[Entries drawn from a collection]

┌──

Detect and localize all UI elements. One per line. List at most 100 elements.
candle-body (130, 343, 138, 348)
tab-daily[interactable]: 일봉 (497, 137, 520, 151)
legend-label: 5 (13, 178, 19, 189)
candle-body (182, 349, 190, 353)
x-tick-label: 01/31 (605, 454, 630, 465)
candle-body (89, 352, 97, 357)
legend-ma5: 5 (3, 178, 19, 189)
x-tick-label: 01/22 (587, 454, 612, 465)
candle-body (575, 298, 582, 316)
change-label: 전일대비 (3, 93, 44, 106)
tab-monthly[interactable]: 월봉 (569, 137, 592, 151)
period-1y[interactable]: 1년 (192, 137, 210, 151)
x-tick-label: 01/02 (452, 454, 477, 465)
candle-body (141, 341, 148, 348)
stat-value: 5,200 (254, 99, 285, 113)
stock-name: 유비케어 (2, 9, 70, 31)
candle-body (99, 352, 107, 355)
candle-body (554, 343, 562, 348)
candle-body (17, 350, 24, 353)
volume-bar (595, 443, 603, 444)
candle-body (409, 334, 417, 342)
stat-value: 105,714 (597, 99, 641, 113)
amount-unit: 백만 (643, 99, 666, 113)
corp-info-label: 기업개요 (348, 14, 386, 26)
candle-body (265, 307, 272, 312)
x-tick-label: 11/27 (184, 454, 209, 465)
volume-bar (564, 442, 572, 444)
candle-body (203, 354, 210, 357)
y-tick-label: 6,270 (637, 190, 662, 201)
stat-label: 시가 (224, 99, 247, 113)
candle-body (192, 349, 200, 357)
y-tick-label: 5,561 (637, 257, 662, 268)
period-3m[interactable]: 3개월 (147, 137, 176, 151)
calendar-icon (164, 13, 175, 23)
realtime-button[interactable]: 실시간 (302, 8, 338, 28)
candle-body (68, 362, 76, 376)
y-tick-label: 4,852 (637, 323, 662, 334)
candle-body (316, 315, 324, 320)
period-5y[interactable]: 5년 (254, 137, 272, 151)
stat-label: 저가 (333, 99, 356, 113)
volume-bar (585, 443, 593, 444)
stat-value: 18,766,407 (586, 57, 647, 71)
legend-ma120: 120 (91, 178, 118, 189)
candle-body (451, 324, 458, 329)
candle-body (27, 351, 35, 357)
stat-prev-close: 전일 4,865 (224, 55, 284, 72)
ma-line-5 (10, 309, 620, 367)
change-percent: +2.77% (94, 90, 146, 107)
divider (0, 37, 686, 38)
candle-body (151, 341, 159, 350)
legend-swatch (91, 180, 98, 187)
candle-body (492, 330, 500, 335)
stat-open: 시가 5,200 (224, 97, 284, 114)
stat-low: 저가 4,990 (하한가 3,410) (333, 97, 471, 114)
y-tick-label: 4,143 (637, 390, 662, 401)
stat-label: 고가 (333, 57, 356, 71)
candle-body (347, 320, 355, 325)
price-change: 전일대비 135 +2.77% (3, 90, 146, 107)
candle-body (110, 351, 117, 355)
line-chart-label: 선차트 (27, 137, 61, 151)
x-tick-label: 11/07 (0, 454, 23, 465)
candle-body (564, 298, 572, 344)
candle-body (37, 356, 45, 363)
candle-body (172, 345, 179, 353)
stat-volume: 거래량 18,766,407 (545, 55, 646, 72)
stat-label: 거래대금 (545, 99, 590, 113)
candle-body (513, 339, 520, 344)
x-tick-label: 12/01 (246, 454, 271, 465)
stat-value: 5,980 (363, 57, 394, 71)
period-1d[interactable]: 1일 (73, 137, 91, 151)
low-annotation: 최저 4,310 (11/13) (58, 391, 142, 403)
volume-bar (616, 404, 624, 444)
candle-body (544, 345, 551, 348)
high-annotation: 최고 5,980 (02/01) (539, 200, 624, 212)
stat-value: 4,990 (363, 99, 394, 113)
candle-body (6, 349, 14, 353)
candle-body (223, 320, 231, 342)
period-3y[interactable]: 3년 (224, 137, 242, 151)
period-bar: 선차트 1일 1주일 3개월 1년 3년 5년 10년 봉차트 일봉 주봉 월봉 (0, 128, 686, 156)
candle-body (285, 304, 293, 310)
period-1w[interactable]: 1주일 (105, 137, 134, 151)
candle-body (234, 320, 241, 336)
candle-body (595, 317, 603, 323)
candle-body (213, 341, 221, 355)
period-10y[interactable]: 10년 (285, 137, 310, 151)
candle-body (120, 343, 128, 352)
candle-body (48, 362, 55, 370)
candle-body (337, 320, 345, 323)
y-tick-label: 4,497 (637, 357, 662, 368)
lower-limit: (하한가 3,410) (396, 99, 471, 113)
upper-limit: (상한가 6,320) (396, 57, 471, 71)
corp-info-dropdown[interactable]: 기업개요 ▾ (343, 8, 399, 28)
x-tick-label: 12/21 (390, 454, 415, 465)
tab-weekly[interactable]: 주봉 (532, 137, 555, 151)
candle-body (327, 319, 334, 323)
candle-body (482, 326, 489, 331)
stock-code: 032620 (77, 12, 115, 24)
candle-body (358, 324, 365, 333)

└──

Reproduce the material above verbatim, keeping every line in its original order.

THE OUTPUT ::
Detect and localize all UI elements. One per line. List at most 100 elements.
candle-body (130, 343, 138, 348)
tab-daily[interactable]: 일봉 (497, 137, 520, 151)
legend-label: 5 (13, 178, 19, 189)
candle-body (182, 349, 190, 353)
x-tick-label: 01/31 (605, 454, 630, 465)
candle-body (89, 352, 97, 357)
legend-ma5: 5 (3, 178, 19, 189)
x-tick-label: 01/22 (587, 454, 612, 465)
candle-body (575, 298, 582, 316)
change-label: 전일대비 (3, 93, 44, 106)
tab-monthly[interactable]: 월봉 (569, 137, 592, 151)
period-1y[interactable]: 1년 (192, 137, 210, 151)
x-tick-label: 01/02 (452, 454, 477, 465)
candle-body (141, 341, 148, 348)
stat-value: 5,200 (254, 99, 285, 113)
stock-name: 유비케어 (2, 9, 70, 31)
candle-body (99, 352, 107, 355)
candle-body (554, 343, 562, 348)
candle-body (17, 350, 24, 353)
volume-bar (595, 443, 603, 444)
candle-body (409, 334, 417, 342)
stat-value: 105,714 (597, 99, 641, 113)
amount-unit: 백만 (643, 99, 666, 113)
corp-info-label: 기업개요 (348, 14, 386, 26)
candle-body (265, 307, 272, 312)
x-tick-label: 11/27 (184, 454, 209, 465)
volume-bar (564, 442, 572, 444)
candle-body (203, 354, 210, 357)
y-tick-label: 6,270 (637, 190, 662, 201)
stat-label: 시가 (224, 99, 247, 113)
candle-body (192, 349, 200, 357)
y-tick-label: 5,561 (637, 257, 662, 268)
period-3m[interactable]: 3개월 (147, 137, 176, 151)
calendar-icon (164, 13, 175, 23)
realtime-button[interactable]: 실시간 (302, 8, 338, 28)
candle-body (68, 362, 76, 376)
y-tick-label: 4,852 (637, 323, 662, 334)
candle-body (316, 315, 324, 320)
period-5y[interactable]: 5년 (254, 137, 272, 151)
stat-label: 저가 (333, 99, 356, 113)
volume-bar (585, 443, 593, 444)
stat-value: 18,766,407 (586, 57, 647, 71)
legend-ma120: 120 (91, 178, 118, 189)
candle-body (451, 324, 458, 329)
candle-body (27, 351, 35, 357)
stat-prev-close: 전일 4,865 (224, 55, 284, 72)
ma-line-5 (10, 309, 620, 367)
change-percent: +2.77% (94, 90, 146, 107)
divider (0, 37, 686, 38)
candle-body (151, 341, 159, 350)
legend-swatch (91, 180, 98, 187)
candle-body (492, 330, 500, 335)
stat-open: 시가 5,200 (224, 97, 284, 114)
stat-low: 저가 4,990 (하한가 3,410) (333, 97, 471, 114)
y-tick-label: 4,143 (637, 390, 662, 401)
stat-label: 고가 (333, 57, 356, 71)
candle-body (347, 320, 355, 325)
price-change: 전일대비 135 +2.77% (3, 90, 146, 107)
candle-body (110, 351, 117, 355)
line-chart-label: 선차트 (27, 137, 61, 151)
x-tick-label: 11/07 (0, 454, 23, 465)
candle-body (564, 298, 572, 344)
candle-body (37, 356, 45, 363)
candle-body (172, 345, 179, 353)
stat-volume: 거래량 18,766,407 (545, 55, 646, 72)
stat-label: 거래대금 (545, 99, 590, 113)
candle-body (513, 339, 520, 344)
x-tick-label: 12/01 (246, 454, 271, 465)
stat-value: 5,980 (363, 57, 394, 71)
period-1d[interactable]: 1일 (73, 137, 91, 151)
low-annotation: 최저 4,310 (11/13) (58, 391, 142, 403)
volume-bar (616, 404, 624, 444)
candle-body (544, 345, 551, 348)
high-annotation: 최고 5,980 (02/01) (539, 200, 624, 212)
stat-value: 4,990 (363, 99, 394, 113)
candle-body (6, 349, 14, 353)
candle-body (223, 320, 231, 342)
period-3y[interactable]: 3년 (224, 137, 242, 151)
period-bar: 선차트 1일 1주일 3개월 1년 3년 5년 10년 봉차트 일봉 주봉 월봉 (0, 128, 686, 156)
candle-body (285, 304, 293, 310)
period-1w[interactable]: 1주일 (105, 137, 134, 151)
candle-body (234, 320, 241, 336)
candle-body (595, 317, 603, 323)
candle-body (213, 341, 221, 355)
period-10y[interactable]: 10년 (285, 137, 310, 151)
candle-body (120, 343, 128, 352)
candle-body (48, 362, 55, 370)
candle-body (337, 320, 345, 323)
y-tick-label: 4,497 (637, 357, 662, 368)
lower-limit: (하한가 3,410) (396, 99, 471, 113)
upper-limit: (상한가 6,320) (396, 57, 471, 71)
corp-info-dropdown[interactable]: 기업개요 ▾ (343, 8, 399, 28)
x-tick-label: 12/21 (390, 454, 415, 465)
tab-weekly[interactable]: 주봉 (532, 137, 555, 151)
candle-body (327, 319, 334, 323)
candle-body (482, 326, 489, 331)
stock-code: 032620 (77, 12, 115, 24)
candle-body (358, 324, 365, 333)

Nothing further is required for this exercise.